Exercise requirements :: Each entry below should be reproduced character for character.

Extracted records
● ● ● ● ●

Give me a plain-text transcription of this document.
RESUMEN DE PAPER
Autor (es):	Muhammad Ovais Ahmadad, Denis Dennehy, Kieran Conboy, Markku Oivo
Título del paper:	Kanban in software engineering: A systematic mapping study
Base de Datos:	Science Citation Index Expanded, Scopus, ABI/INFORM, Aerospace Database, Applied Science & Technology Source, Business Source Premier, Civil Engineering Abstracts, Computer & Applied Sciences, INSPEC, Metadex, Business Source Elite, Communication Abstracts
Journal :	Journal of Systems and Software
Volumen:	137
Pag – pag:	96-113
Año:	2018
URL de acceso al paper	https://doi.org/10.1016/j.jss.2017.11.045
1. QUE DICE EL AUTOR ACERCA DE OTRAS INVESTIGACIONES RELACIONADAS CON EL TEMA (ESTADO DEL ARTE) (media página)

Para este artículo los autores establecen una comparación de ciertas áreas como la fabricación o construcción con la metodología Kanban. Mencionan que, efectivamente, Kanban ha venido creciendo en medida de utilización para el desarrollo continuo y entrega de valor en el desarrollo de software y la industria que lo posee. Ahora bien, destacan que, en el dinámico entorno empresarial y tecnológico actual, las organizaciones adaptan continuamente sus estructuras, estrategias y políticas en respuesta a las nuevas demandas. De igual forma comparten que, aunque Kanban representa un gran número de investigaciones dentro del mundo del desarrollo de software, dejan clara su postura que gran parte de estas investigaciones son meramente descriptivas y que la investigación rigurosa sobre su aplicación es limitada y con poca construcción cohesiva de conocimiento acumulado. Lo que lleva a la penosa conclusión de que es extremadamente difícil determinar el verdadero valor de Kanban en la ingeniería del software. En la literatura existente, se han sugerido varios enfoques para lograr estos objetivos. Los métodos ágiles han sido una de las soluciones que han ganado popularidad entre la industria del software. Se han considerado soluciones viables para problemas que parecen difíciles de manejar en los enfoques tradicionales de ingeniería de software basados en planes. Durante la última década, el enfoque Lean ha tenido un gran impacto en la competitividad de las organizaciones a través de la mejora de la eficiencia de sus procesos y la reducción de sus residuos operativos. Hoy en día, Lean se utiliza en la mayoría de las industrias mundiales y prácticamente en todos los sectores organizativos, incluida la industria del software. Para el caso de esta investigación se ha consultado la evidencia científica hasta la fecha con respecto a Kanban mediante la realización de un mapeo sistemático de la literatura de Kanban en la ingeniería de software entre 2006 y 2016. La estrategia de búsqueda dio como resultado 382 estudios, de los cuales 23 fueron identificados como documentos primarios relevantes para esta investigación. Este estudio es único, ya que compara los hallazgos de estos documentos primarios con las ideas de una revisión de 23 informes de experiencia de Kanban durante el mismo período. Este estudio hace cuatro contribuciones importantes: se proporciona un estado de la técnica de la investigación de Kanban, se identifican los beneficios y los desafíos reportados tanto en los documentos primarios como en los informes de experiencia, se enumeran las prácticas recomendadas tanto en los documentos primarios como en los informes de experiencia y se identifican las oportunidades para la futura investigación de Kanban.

● ● ● ● ●

Solution ::
Give me a plain-text transcription of this document.
RESUMEN DE PAPER
Autor (es):	Muhammad Ovais Ahmadad, Denis Dennehy, Kieran Conboy, Markku Oivo
Título del paper:	Kanban in software engineering: A systematic mapping study
Base de Datos:	Science Citation Index Expanded, Scopus, ABI/INFORM, Aerospace Database, Applied Science & Technology Source, Business Source Premier, Civil Engineering Abstracts, Computer & Applied Sciences, INSPEC, Metadex, Business Source Elite, Communication Abstracts
Journal :	Journal of Systems and Software
Volumen:	137
Pag – pag:	96-113
Año:	2018
URL de acceso al paper	https://doi.org/10.1016/j.jss.2017.11.045
1. QUE DICE EL AUTOR ACERCA DE OTRAS INVESTIGACIONES RELACIONADAS CON EL TEMA (ESTADO DEL ARTE) (media página)

Para este artículo los autores establecen una comparación de ciertas áreas como la fabricación o construcción con la metodología Kanban. Mencionan que, efectivamente, Kanban ha venido creciendo en medida de utilización para el desarrollo continuo y entrega de valor en el desarrollo de software y la industria que lo posee. Ahora bien, destacan que, en el dinámico entorno empresarial y tecnológico actual, las organizaciones adaptan continuamente sus estructuras, estrategias y políticas en respuesta a las nuevas demandas. De igual forma comparten que, aunque Kanban representa un gran número de investigaciones dentro del mundo del desarrollo de software, dejan clara su postura que gran parte de estas investigaciones son meramente descriptivas y que la investigación rigurosa sobre su aplicación es limitada y con poca construcción cohesiva de conocimiento acumulado. Lo que lleva a la penosa conclusión de que es extremadamente difícil determinar el verdadero valor de Kanban en la ingeniería del software. En la literatura existente, se han sugerido varios enfoques para lograr estos objetivos. Los métodos ágiles han sido una de las soluciones que han ganado popularidad entre la industria del software. Se han considerado soluciones viables para problemas que parecen difíciles de manejar en los enfoques tradicionales de ingeniería de software basados en planes. Durante la última década, el enfoque Lean ha tenido un gran impacto en la competitividad de las organizaciones a través de la mejora de la eficiencia de sus procesos y la reducción de sus residuos operativos. Hoy en día, Lean se utiliza en la mayoría de las industrias mundiales y prácticamente en todos los sectores organizativos, incluida la industria del software. Para el caso de esta investigación se ha consultado la evidencia científica hasta la fecha con respecto a Kanban mediante la realización de un mapeo sistemático de la literatura de Kanban en la ingeniería de software entre 2006 y 2016. La estrategia de búsqueda dio como resultado 382 estudios, de los cuales 23 fueron identificados como documentos primarios relevantes para esta investigación. Este estudio es único, ya que compara los hallazgos de estos documentos primarios con las ideas de una revisión de 23 informes de experiencia de Kanban durante el mismo período. Este estudio hace cuatro contribuciones importantes: se proporciona un estado de la técnica de la investigación de Kanban, se identifican los beneficios y los desafíos reportados tanto en los documentos primarios como en los informes de experiencia, se enumeran las prácticas recomendadas tanto en los documentos primarios como en los informes de experiencia y se identifican las oportunidades para la futura investigación de Kanban.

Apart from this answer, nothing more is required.